→ **Request**:
From the listing below, extract each entry exactly as written, minus the images.

→ **Raw data**:
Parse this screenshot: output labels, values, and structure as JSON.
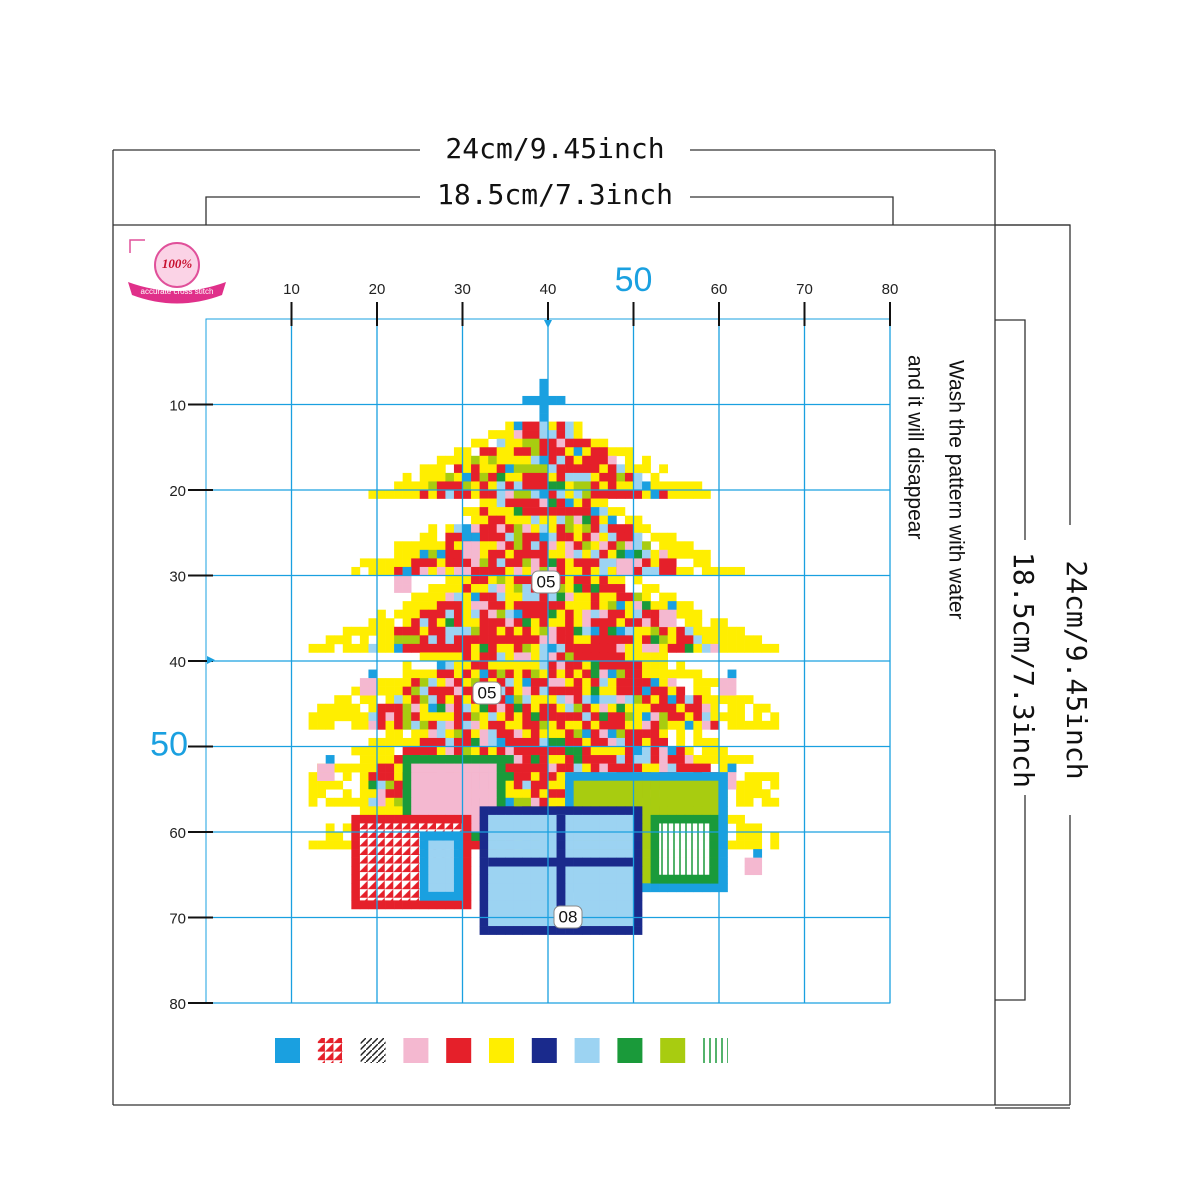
{
  "dimensions": {
    "outer_width": "24cm/9.45inch",
    "inner_width": "18.5cm/7.3inch",
    "outer_height": "24cm/9.45inch",
    "inner_height": "18.5cm/7.3inch"
  },
  "logo": {
    "badge": "100%",
    "ribbon": "accurate cross stitch"
  },
  "grid": {
    "top_labels": [
      10,
      20,
      30,
      40,
      50,
      60,
      70,
      80
    ],
    "left_labels": [
      10,
      20,
      30,
      40,
      50,
      60,
      70,
      80
    ]
  },
  "note": [
    "Wash the pattern with water",
    "and it will disappear"
  ],
  "symbols": [
    "05",
    "05",
    "08"
  ]
}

→ **Output**:
Parse this screenshot: output labels, values, and structure as JSON.
{
  "dimensions": {
    "outer_width": "24cm/9.45inch",
    "inner_width": "18.5cm/7.3inch",
    "outer_height": "24cm/9.45inch",
    "inner_height": "18.5cm/7.3inch"
  },
  "logo": {
    "badge": "100%",
    "ribbon": "accurate cross stitch"
  },
  "grid": {
    "top_labels": [
      10,
      20,
      30,
      40,
      50,
      60,
      70,
      80
    ],
    "left_labels": [
      10,
      20,
      30,
      40,
      50,
      60,
      70,
      80
    ]
  },
  "note": [
    "Wash the pattern with water",
    "and it will disappear"
  ],
  "symbols": [
    "05",
    "05",
    "08"
  ]
}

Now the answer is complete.